* [Your instructions]: Examine each line of the data. Copy those that contain the string "Stimmen".

───

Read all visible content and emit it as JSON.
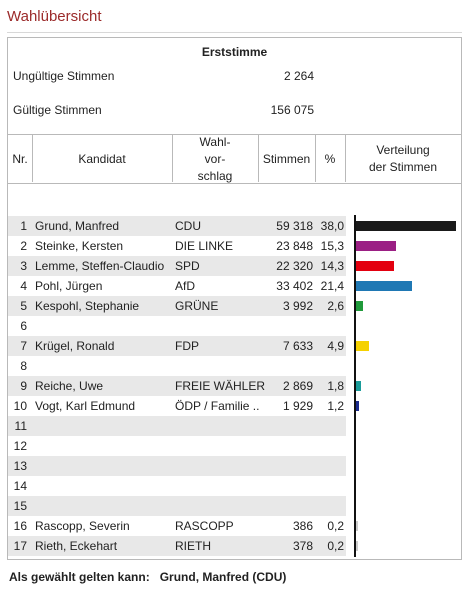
{
  "page": {
    "title": "Wahlübersicht"
  },
  "summary": {
    "heading": "Erststimme",
    "invalid_label": "Ungültige Stimmen",
    "invalid_value": "2 264",
    "valid_label": "Gültige Stimmen",
    "valid_value": "156 075"
  },
  "table": {
    "headers": {
      "nr": "Nr.",
      "kandidat": "Kandidat",
      "wahl1": "Wahl-",
      "wahl2": "vor-",
      "wahl3": "schlag",
      "stimmen": "Stimmen",
      "pct": "%",
      "vert1": "Verteilung",
      "vert2": "der Stimmen"
    },
    "rows": [
      {
        "nr": "1",
        "name": "Grund, Manfred",
        "party": "CDU",
        "votes": "59 318",
        "pct": "38,0"
      },
      {
        "nr": "2",
        "name": "Steinke, Kersten",
        "party": "DIE LINKE",
        "votes": "23 848",
        "pct": "15,3"
      },
      {
        "nr": "3",
        "name": "Lemme, Steffen-Claudio",
        "party": "SPD",
        "votes": "22 320",
        "pct": "14,3"
      },
      {
        "nr": "4",
        "name": "Pohl, Jürgen",
        "party": "AfD",
        "votes": "33 402",
        "pct": "21,4"
      },
      {
        "nr": "5",
        "name": "Kespohl, Stephanie",
        "party": "GRÜNE",
        "votes": "3 992",
        "pct": "2,6"
      },
      {
        "nr": "6",
        "name": "",
        "party": "",
        "votes": "",
        "pct": ""
      },
      {
        "nr": "7",
        "name": "Krügel, Ronald",
        "party": "FDP",
        "votes": "7 633",
        "pct": "4,9"
      },
      {
        "nr": "8",
        "name": "",
        "party": "",
        "votes": "",
        "pct": ""
      },
      {
        "nr": "9",
        "name": "Reiche, Uwe",
        "party": "FREIE WÄHLER",
        "votes": "2 869",
        "pct": "1,8"
      },
      {
        "nr": "10",
        "name": "Vogt, Karl Edmund",
        "party": "ÖDP / Familie ..",
        "votes": "1 929",
        "pct": "1,2"
      },
      {
        "nr": "11",
        "name": "",
        "party": "",
        "votes": "",
        "pct": ""
      },
      {
        "nr": "12",
        "name": "",
        "party": "",
        "votes": "",
        "pct": ""
      },
      {
        "nr": "13",
        "name": "",
        "party": "",
        "votes": "",
        "pct": ""
      },
      {
        "nr": "14",
        "name": "",
        "party": "",
        "votes": "",
        "pct": ""
      },
      {
        "nr": "15",
        "name": "",
        "party": "",
        "votes": "",
        "pct": ""
      },
      {
        "nr": "16",
        "name": "Rascopp, Severin",
        "party": "RASCOPP",
        "votes": "386",
        "pct": "0,2"
      },
      {
        "nr": "17",
        "name": "Rieth, Eckehart",
        "party": "RIETH",
        "votes": "378",
        "pct": "0,2"
      }
    ]
  },
  "chart_data": {
    "type": "bar",
    "categories": [
      "1",
      "2",
      "3",
      "4",
      "5",
      "6",
      "7",
      "8",
      "9",
      "10",
      "11",
      "12",
      "13",
      "14",
      "15",
      "16",
      "17"
    ],
    "values": [
      38.0,
      15.3,
      14.3,
      21.4,
      2.6,
      null,
      4.9,
      null,
      1.8,
      1.2,
      null,
      null,
      null,
      null,
      null,
      0.2,
      0.2
    ],
    "colors": [
      "#1a1a1a",
      "#9b1f84",
      "#e3000f",
      "#1f78b4",
      "#1f9a3a",
      null,
      "#f5d100",
      null,
      "#1a9c9a",
      "#1a2a8c",
      null,
      null,
      null,
      null,
      null,
      "#cccccc",
      "#cccccc"
    ],
    "xlim": [
      0,
      38.0
    ]
  },
  "footer": {
    "label": "Als gewählt gelten kann:",
    "value": "Grund, Manfred (CDU)"
  }
}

───

* [Answer for this exercise]:
    "invalid_label": "Ungültige Stimmen",
    "valid_label": "Gültige Stimmen",
      "stimmen": "Stimmen",
      "vert2": "der Stimmen"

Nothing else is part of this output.